• [Objective]:
Using the records below, report how many lines hold "Output", with no extra text.

• [Stored records]:
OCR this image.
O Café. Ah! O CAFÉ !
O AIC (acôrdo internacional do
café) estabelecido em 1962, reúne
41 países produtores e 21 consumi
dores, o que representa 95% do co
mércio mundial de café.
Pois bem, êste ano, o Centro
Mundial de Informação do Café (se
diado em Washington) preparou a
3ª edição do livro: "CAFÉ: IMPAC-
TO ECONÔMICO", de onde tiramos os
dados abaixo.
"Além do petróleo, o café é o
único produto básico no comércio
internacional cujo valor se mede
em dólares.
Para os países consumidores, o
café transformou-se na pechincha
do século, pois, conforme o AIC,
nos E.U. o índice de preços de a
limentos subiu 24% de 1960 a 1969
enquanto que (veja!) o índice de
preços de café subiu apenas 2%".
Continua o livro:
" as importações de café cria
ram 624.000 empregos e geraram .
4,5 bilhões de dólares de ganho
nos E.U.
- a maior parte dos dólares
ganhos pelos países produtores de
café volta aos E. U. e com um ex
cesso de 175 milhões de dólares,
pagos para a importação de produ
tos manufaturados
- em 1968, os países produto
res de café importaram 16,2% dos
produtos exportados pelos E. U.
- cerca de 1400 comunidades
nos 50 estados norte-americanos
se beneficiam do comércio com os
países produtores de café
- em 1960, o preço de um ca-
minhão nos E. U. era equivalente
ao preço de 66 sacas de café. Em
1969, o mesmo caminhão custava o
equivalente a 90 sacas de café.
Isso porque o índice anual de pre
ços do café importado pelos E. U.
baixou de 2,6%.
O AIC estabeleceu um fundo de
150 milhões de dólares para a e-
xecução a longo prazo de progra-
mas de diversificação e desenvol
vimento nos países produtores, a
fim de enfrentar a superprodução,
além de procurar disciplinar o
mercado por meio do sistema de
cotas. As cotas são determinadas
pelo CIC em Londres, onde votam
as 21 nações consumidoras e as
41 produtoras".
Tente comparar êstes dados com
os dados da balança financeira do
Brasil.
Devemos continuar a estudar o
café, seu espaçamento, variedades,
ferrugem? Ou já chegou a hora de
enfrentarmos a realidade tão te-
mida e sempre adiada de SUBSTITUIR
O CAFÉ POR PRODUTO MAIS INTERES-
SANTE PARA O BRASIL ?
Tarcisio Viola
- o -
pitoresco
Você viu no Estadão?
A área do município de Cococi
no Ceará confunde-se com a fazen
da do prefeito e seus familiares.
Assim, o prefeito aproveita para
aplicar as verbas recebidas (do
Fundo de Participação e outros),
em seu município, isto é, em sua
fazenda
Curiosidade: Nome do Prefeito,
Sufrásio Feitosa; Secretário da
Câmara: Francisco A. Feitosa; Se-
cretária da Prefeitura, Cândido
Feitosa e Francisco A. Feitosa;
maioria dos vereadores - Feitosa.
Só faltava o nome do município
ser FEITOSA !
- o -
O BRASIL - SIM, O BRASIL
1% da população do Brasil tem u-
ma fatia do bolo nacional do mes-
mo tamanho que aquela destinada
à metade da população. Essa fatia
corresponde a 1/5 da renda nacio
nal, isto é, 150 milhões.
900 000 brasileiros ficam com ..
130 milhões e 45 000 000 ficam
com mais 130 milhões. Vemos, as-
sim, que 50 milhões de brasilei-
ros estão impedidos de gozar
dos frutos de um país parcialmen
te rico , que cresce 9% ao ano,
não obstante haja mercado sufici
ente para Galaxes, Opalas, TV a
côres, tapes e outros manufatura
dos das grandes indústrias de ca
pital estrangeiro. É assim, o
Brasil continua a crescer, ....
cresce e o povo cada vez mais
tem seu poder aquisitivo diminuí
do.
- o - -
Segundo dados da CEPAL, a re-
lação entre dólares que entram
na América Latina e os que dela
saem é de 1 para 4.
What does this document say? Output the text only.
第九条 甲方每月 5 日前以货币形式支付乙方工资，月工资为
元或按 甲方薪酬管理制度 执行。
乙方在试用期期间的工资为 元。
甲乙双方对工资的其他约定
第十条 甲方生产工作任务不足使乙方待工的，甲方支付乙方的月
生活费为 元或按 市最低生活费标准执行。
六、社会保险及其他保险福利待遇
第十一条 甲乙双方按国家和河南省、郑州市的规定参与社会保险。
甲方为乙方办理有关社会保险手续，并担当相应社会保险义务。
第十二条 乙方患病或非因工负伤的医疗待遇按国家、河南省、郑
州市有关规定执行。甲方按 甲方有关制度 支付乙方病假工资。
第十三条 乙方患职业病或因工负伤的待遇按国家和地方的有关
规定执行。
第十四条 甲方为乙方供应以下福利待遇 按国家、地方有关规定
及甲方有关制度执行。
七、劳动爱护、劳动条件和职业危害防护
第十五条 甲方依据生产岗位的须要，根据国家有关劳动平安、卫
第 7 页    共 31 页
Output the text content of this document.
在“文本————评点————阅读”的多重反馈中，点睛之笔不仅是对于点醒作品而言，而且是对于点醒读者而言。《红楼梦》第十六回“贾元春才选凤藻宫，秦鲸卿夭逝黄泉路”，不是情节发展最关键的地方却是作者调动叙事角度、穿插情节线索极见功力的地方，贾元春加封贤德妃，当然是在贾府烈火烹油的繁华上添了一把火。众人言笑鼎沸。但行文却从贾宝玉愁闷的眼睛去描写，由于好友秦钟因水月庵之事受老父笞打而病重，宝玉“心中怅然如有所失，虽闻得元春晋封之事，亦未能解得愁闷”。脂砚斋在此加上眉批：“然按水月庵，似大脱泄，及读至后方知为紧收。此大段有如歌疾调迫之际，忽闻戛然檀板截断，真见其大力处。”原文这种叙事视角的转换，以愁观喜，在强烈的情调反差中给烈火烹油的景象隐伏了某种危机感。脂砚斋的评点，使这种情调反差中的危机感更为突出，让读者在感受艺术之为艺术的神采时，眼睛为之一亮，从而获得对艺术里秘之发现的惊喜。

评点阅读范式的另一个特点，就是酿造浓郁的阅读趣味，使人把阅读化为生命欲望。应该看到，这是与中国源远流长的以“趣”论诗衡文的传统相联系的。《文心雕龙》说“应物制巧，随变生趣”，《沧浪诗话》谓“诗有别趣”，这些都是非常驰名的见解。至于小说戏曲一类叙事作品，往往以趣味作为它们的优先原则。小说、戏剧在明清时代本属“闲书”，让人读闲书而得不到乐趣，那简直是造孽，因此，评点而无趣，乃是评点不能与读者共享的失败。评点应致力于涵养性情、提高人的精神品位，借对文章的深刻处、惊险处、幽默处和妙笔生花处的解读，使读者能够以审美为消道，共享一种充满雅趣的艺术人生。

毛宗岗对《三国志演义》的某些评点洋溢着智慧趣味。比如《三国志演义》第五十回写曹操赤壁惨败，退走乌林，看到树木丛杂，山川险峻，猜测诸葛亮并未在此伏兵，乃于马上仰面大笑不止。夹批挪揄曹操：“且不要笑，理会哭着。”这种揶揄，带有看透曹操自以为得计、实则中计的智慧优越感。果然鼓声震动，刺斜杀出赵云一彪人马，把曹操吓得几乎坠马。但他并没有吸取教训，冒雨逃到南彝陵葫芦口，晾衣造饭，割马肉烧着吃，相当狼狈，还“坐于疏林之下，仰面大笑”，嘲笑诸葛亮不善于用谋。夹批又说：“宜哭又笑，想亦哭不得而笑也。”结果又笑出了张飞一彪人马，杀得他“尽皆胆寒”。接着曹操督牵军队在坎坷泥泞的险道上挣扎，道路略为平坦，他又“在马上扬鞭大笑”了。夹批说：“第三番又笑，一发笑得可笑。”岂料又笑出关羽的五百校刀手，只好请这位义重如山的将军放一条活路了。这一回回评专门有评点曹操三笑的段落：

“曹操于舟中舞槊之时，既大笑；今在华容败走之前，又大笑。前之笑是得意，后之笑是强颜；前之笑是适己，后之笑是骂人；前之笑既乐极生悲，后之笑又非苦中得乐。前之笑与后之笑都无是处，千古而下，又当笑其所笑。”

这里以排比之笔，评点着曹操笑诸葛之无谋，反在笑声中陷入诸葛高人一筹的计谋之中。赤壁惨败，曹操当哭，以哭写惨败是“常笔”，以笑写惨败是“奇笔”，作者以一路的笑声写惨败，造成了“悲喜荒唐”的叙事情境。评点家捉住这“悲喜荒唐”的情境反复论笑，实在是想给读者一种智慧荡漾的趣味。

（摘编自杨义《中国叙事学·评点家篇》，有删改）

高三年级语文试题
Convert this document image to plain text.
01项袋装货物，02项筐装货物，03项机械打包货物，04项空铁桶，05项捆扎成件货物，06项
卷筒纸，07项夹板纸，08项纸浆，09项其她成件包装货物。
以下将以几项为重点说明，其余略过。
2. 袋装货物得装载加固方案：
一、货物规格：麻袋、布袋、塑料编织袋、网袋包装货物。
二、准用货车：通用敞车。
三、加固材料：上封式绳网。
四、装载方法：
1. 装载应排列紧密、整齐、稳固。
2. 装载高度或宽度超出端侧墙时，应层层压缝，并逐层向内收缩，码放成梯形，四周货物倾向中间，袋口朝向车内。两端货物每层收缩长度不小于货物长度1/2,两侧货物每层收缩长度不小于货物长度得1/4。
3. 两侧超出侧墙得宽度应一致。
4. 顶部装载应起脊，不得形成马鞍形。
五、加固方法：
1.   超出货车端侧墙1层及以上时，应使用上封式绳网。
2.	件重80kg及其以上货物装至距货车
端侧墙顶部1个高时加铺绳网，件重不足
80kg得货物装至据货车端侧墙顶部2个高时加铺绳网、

• [The completed task]:
2